• [Record list]
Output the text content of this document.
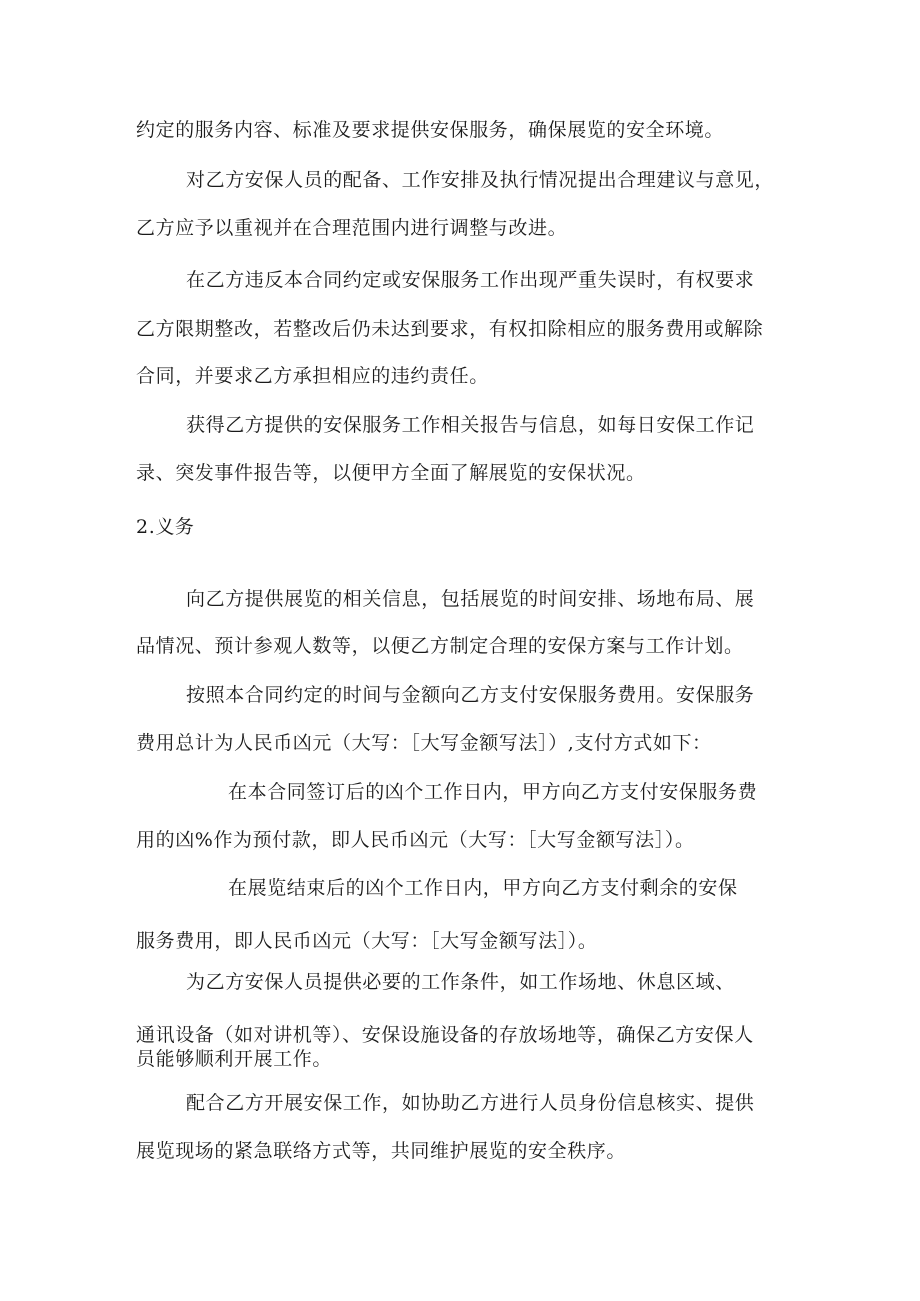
约定的服务内容、标准及要求提供安保服务，确保展览的安全环境。
对乙方安保人员的配备、工作安排及执行情况提出合理建议与意见，
乙方应予以重视并在合理范围内进行调整与改进。
在乙方违反本合同约定或安保服务工作出现严重失误时，有权要求
乙方限期整改，若整改后仍未达到要求，有权扣除相应的服务费用或解除
合同，并要求乙方承担相应的违约责任。
获得乙方提供的安保服务工作相关报告与信息，如每日安保工作记
录、突发事件报告等，以便甲方全面了解展览的安保状况。
2.义务
向乙方提供展览的相关信息，包括展览的时间安排、场地布局、展
品情况、预计参观人数等，以便乙方制定合理的安保方案与工作计划。
按照本合同约定的时间与金额向乙方支付安保服务费用。安保服务
费用总计为人民币凶元（大写：［大写金额写法］）,支付方式如下：
在本合同签订后的凶个工作日内，甲方向乙方支付安保服务费
用的凶%作为预付款，即人民币凶元（大写：［大写金额写法］）。
在展览结束后的凶个工作日内，甲方向乙方支付剩余的安保
服务费用，即人民币凶元（大写：［大写金额写法］）。
为乙方安保人员提供必要的工作条件，如工作场地、休息区域、
通讯设备（如对讲机等）、安保设施设备的存放场地等，确保乙方安保人
员能够顺利开展工作。
配合乙方开展安保工作，如协助乙方进行人员身份信息核实、提供
展览现场的紧急联络方式等，共同维护展览的安全秩序。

• [Short problem] Write out the records above exactly as they appear, leaving out any pictures.

• [Response]
Output the text content of this document.
约定的服务内容、标准及要求提供安保服务，确保展览的安全环境。
对乙方安保人员的配备、工作安排及执行情况提出合理建议与意见，
乙方应予以重视并在合理范围内进行调整与改进。
在乙方违反本合同约定或安保服务工作出现严重失误时，有权要求
乙方限期整改，若整改后仍未达到要求，有权扣除相应的服务费用或解除
合同，并要求乙方承担相应的违约责任。
获得乙方提供的安保服务工作相关报告与信息，如每日安保工作记
录、突发事件报告等，以便甲方全面了解展览的安保状况。
2.义务
向乙方提供展览的相关信息，包括展览的时间安排、场地布局、展
品情况、预计参观人数等，以便乙方制定合理的安保方案与工作计划。
按照本合同约定的时间与金额向乙方支付安保服务费用。安保服务
费用总计为人民币凶元（大写：［大写金额写法］）,支付方式如下：
在本合同签订后的凶个工作日内，甲方向乙方支付安保服务费
用的凶%作为预付款，即人民币凶元（大写：［大写金额写法］）。
在展览结束后的凶个工作日内，甲方向乙方支付剩余的安保
服务费用，即人民币凶元（大写：［大写金额写法］）。
为乙方安保人员提供必要的工作条件，如工作场地、休息区域、
通讯设备（如对讲机等）、安保设施设备的存放场地等，确保乙方安保人
员能够顺利开展工作。
配合乙方开展安保工作，如协助乙方进行人员身份信息核实、提供
展览现场的紧急联络方式等，共同维护展览的安全秩序。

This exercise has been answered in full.